::: SUPPLIED DATA

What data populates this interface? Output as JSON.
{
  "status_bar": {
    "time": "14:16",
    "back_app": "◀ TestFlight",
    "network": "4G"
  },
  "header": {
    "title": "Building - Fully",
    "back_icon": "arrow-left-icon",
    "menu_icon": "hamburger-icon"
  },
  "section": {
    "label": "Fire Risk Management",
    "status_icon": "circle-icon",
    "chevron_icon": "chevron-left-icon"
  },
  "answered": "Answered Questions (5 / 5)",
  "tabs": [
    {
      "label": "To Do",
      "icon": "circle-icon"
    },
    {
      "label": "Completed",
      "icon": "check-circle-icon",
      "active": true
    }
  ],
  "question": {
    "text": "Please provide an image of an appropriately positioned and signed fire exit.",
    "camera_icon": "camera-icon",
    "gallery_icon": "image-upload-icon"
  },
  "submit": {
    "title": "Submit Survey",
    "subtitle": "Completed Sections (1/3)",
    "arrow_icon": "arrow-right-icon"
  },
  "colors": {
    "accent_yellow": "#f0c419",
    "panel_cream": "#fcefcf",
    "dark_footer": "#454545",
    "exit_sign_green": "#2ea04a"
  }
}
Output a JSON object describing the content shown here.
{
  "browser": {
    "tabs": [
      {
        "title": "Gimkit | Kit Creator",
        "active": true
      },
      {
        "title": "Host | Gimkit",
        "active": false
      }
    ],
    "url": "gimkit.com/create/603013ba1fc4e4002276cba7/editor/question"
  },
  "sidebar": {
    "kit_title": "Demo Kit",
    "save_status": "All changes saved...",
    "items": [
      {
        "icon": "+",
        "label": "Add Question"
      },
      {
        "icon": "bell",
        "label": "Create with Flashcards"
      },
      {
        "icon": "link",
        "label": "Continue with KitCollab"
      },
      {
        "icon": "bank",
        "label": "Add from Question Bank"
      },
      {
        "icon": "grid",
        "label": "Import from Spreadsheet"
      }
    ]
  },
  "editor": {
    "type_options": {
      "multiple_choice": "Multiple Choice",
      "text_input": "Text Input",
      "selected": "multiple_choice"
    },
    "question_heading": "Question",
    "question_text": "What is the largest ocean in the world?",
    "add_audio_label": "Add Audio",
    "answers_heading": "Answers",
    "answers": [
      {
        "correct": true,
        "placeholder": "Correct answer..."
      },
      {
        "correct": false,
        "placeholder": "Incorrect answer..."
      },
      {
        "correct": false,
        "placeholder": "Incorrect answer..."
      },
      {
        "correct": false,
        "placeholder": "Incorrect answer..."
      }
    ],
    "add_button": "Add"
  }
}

::::::

The entries above must be returned exactly.

What data populates this interface? Output as JSON.
{
  "status_bar": {
    "time": "14:16",
    "back_app": "◀ TestFlight",
    "network": "4G"
  },
  "header": {
    "title": "Building - Fully",
    "back_icon": "arrow-left-icon",
    "menu_icon": "hamburger-icon"
  },
  "section": {
    "label": "Fire Risk Management",
    "status_icon": "circle-icon",
    "chevron_icon": "chevron-left-icon"
  },
  "answered": "Answered Questions (5 / 5)",
  "tabs": [
    {
      "label": "To Do",
      "icon": "circle-icon"
    },
    {
      "label": "Completed",
      "icon": "check-circle-icon",
      "active": true
    }
  ],
  "question": {
    "text": "Please provide an image of an appropriately positioned and signed fire exit.",
    "camera_icon": "camera-icon",
    "gallery_icon": "image-upload-icon"
  },
  "submit": {
    "title": "Submit Survey",
    "subtitle": "Completed Sections (1/3)",
    "arrow_icon": "arrow-right-icon"
  },
  "colors": {
    "accent_yellow": "#f0c419",
    "panel_cream": "#fcefcf",
    "dark_footer": "#454545",
    "exit_sign_green": "#2ea04a"
  }
}
Output a JSON object describing the content shown here.
{
  "browser": {
    "tabs": [
      {
        "title": "Gimkit | Kit Creator",
        "active": true
      },
      {
        "title": "Host | Gimkit",
        "active": false
      }
    ],
    "url": "gimkit.com/create/603013ba1fc4e4002276cba7/editor/question"
  },
  "sidebar": {
    "kit_title": "Demo Kit",
    "save_status": "All changes saved...",
    "items": [
      {
        "icon": "+",
        "label": "Add Question"
      },
      {
        "icon": "bell",
        "label": "Create with Flashcards"
      },
      {
        "icon": "link",
        "label": "Continue with KitCollab"
      },
      {
        "icon": "bank",
        "label": "Add from Question Bank"
      },
      {
        "icon": "grid",
        "label": "Import from Spreadsheet"
      }
    ]
  },
  "editor": {
    "type_options": {
      "multiple_choice": "Multiple Choice",
      "text_input": "Text Input",
      "selected": "multiple_choice"
    },
    "question_heading": "Question",
    "question_text": "What is the largest ocean in the world?",
    "add_audio_label": "Add Audio",
    "answers_heading": "Answers",
    "answers": [
      {
        "correct": true,
        "placeholder": "Correct answer..."
      },
      {
        "correct": false,
        "placeholder": "Incorrect answer..."
      },
      {
        "correct": false,
        "placeholder": "Incorrect answer..."
      },
      {
        "correct": false,
        "placeholder": "Incorrect answer..."
      }
    ],
    "add_button": "Add"
  }
}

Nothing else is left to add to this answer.